··· RECORDS
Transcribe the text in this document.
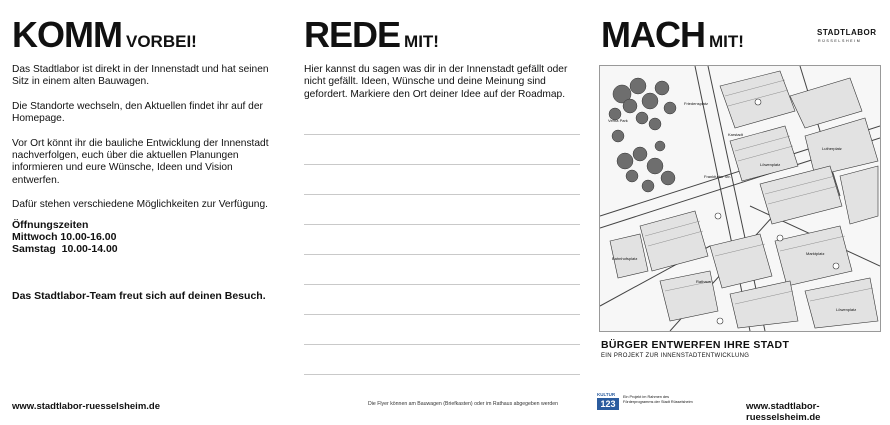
KOMM VORBEI!

Das Stadtlabor ist direkt in der Innenstadt und hat seinen Sitz in einem alten Bauwagen.

Die Standorte wechseln, den Aktuellen findet ihr auf der Homepage.

Vor Ort könnt ihr die bauliche Entwicklung der Innenstadt nachverfolgen, euch über die aktuellen Planungen informieren und eure Wünsche, Ideen und Vision entwerfen.

Dafür stehen verschiedene Möglichkeiten zur Verfügung.

Öffnungszeiten
Mittwoch 10.00-16.00
Samstag  10.00-14.00
Das Stadtlabor-Team freut sich auf deinen Besuch.
www.stadtlabor-ruesselsheim.de
REDE MIT!
Hier kannst du sagen was dir in der Innenstadt gefällt oder nicht gefällt. Ideen, Wünsche und deine Meinung sind gefordert. Markiere den Ort deiner Idee auf der Roadmap.
Die Flyer können am Bauwagen (Briefkasten) oder im Rathaus abgegeben werden
MACH MIT!	STADTLABOR
RÜSSELSHEIM
Verna Park
Friedensplatz
Karstadt
Löwenplatz
Lutherplatz
Frankfurter Str.
Marktplatz
Rathaus
Bahnhofsplatz
Löwenplatz
BÜRGER ENTWERFEN IHRE STADT
EIN PROJEKT ZUR INNENSTADTENTWICKLUNG
KULTUR
123
Ein Projekt im Rahmen des Förderprogramms der Stadt Rüsselsheim	www.stadtlabor-ruesselsheim.de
······
WHAT IS EXPECTED → Reproduce the data verbatim. Do not carry any picture into the copy.

EXERCISE RESULT →
Transcribe the text in this document.
KOMM VORBEI!

Das Stadtlabor ist direkt in der Innenstadt und hat seinen Sitz in einem alten Bauwagen.

Die Standorte wechseln, den Aktuellen findet ihr auf der Homepage.

Vor Ort könnt ihr die bauliche Entwicklung der Innenstadt nachverfolgen, euch über die aktuellen Planungen informieren und eure Wünsche, Ideen und Vision entwerfen.

Dafür stehen verschiedene Möglichkeiten zur Verfügung.

Öffnungszeiten
Mittwoch 10.00-16.00
Samstag  10.00-14.00
Das Stadtlabor-Team freut sich auf deinen Besuch.
www.stadtlabor-ruesselsheim.de
REDE MIT!
Hier kannst du sagen was dir in der Innenstadt gefällt oder nicht gefällt. Ideen, Wünsche und deine Meinung sind gefordert. Markiere den Ort deiner Idee auf der Roadmap.
Die Flyer können am Bauwagen (Briefkasten) oder im Rathaus abgegeben werden
MACH MIT!	STADTLABOR
RÜSSELSHEIM
Verna Park
Friedensplatz
Karstadt
Löwenplatz
Lutherplatz
Frankfurter Str.
Marktplatz
Rathaus
Bahnhofsplatz
Löwenplatz
BÜRGER ENTWERFEN IHRE STADT
EIN PROJEKT ZUR INNENSTADTENTWICKLUNG
KULTUR
123
Ein Projekt im Rahmen des Förderprogramms der Stadt Rüsselsheim	www.stadtlabor-ruesselsheim.de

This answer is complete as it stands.